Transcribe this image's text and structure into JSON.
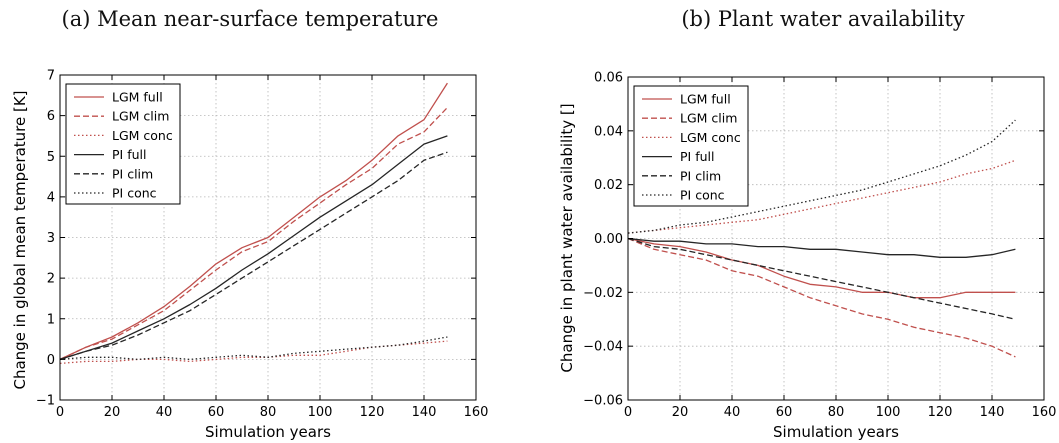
{
  "colors": {
    "lgm": "#c0504d",
    "pi": "#262626"
  },
  "chart_data": [
    {
      "type": "line",
      "title": "(a) Mean near-surface temperature",
      "xlabel": "Simulation years",
      "ylabel": "Change in global mean temperature [K]",
      "xlim": [
        0,
        160
      ],
      "ylim": [
        -1,
        7
      ],
      "xticks": [
        "0",
        "20",
        "40",
        "60",
        "80",
        "100",
        "120",
        "140",
        "160"
      ],
      "yticks": [
        "−1",
        "0",
        "1",
        "2",
        "3",
        "4",
        "5",
        "6",
        "7"
      ],
      "grid": true,
      "legend_position": "top-left",
      "x": [
        0,
        10,
        20,
        30,
        40,
        50,
        60,
        70,
        80,
        90,
        100,
        110,
        120,
        130,
        140,
        149
      ],
      "series": [
        {
          "name": "LGM full",
          "color": "lgm",
          "dash": "solid",
          "values": [
            0.0,
            0.3,
            0.55,
            0.9,
            1.3,
            1.8,
            2.35,
            2.75,
            3.0,
            3.5,
            4.0,
            4.4,
            4.9,
            5.5,
            5.9,
            6.8
          ]
        },
        {
          "name": "LGM clim",
          "color": "lgm",
          "dash": "dashed",
          "values": [
            0.0,
            0.3,
            0.5,
            0.85,
            1.2,
            1.7,
            2.2,
            2.65,
            2.9,
            3.4,
            3.85,
            4.3,
            4.7,
            5.3,
            5.6,
            6.2
          ]
        },
        {
          "name": "LGM conc",
          "color": "lgm",
          "dash": "dotted",
          "values": [
            -0.1,
            -0.05,
            -0.05,
            0.0,
            0.0,
            -0.05,
            0.0,
            0.05,
            0.05,
            0.1,
            0.1,
            0.2,
            0.3,
            0.35,
            0.4,
            0.45
          ]
        },
        {
          "name": "PI full",
          "color": "pi",
          "dash": "solid",
          "values": [
            0.0,
            0.2,
            0.4,
            0.7,
            1.0,
            1.35,
            1.75,
            2.2,
            2.6,
            3.05,
            3.5,
            3.9,
            4.3,
            4.8,
            5.3,
            5.5
          ]
        },
        {
          "name": "PI clim",
          "color": "pi",
          "dash": "dashed",
          "values": [
            0.0,
            0.2,
            0.35,
            0.6,
            0.9,
            1.2,
            1.6,
            2.0,
            2.4,
            2.8,
            3.2,
            3.6,
            4.0,
            4.4,
            4.9,
            5.1
          ]
        },
        {
          "name": "PI conc",
          "color": "pi",
          "dash": "dotted",
          "values": [
            0.0,
            0.05,
            0.05,
            0.0,
            0.05,
            0.0,
            0.05,
            0.1,
            0.05,
            0.15,
            0.2,
            0.25,
            0.3,
            0.35,
            0.45,
            0.55
          ]
        }
      ]
    },
    {
      "type": "line",
      "title": "(b) Plant water availability",
      "xlabel": "Simulation years",
      "ylabel": "Change in plant water availability []",
      "xlim": [
        0,
        160
      ],
      "ylim": [
        -0.06,
        0.06
      ],
      "xticks": [
        "0",
        "20",
        "40",
        "60",
        "80",
        "100",
        "120",
        "140",
        "160"
      ],
      "yticks": [
        "−0.06",
        "−0.04",
        "−0.02",
        "0.00",
        "0.02",
        "0.04",
        "0.06"
      ],
      "grid": true,
      "legend_position": "top-left",
      "x": [
        0,
        10,
        20,
        30,
        40,
        50,
        60,
        70,
        80,
        90,
        100,
        110,
        120,
        130,
        140,
        149
      ],
      "series": [
        {
          "name": "LGM full",
          "color": "lgm",
          "dash": "solid",
          "values": [
            0.0,
            -0.002,
            -0.003,
            -0.005,
            -0.008,
            -0.01,
            -0.014,
            -0.017,
            -0.018,
            -0.02,
            -0.02,
            -0.022,
            -0.022,
            -0.02,
            -0.02,
            -0.02
          ]
        },
        {
          "name": "LGM clim",
          "color": "lgm",
          "dash": "dashed",
          "values": [
            0.0,
            -0.004,
            -0.006,
            -0.008,
            -0.012,
            -0.014,
            -0.018,
            -0.022,
            -0.025,
            -0.028,
            -0.03,
            -0.033,
            -0.035,
            -0.037,
            -0.04,
            -0.044
          ]
        },
        {
          "name": "LGM conc",
          "color": "lgm",
          "dash": "dotted",
          "values": [
            0.002,
            0.003,
            0.004,
            0.005,
            0.006,
            0.007,
            0.009,
            0.011,
            0.013,
            0.015,
            0.017,
            0.019,
            0.021,
            0.024,
            0.026,
            0.029
          ]
        },
        {
          "name": "PI full",
          "color": "pi",
          "dash": "solid",
          "values": [
            0.0,
            -0.001,
            -0.001,
            -0.002,
            -0.002,
            -0.003,
            -0.003,
            -0.004,
            -0.004,
            -0.005,
            -0.006,
            -0.006,
            -0.007,
            -0.007,
            -0.006,
            -0.004
          ]
        },
        {
          "name": "PI clim",
          "color": "pi",
          "dash": "dashed",
          "values": [
            0.0,
            -0.003,
            -0.004,
            -0.006,
            -0.008,
            -0.01,
            -0.012,
            -0.014,
            -0.016,
            -0.018,
            -0.02,
            -0.022,
            -0.024,
            -0.026,
            -0.028,
            -0.03
          ]
        },
        {
          "name": "PI conc",
          "color": "pi",
          "dash": "dotted",
          "values": [
            0.002,
            0.003,
            0.005,
            0.006,
            0.008,
            0.01,
            0.012,
            0.014,
            0.016,
            0.018,
            0.021,
            0.024,
            0.027,
            0.031,
            0.036,
            0.044
          ]
        }
      ]
    }
  ]
}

=======

◆ Exercise task
From the data, list each line in which the string "title" appears.

◆ Final result
      "title": "(a) Mean near-surface temperature",
      "title": "(b) Plant water availability",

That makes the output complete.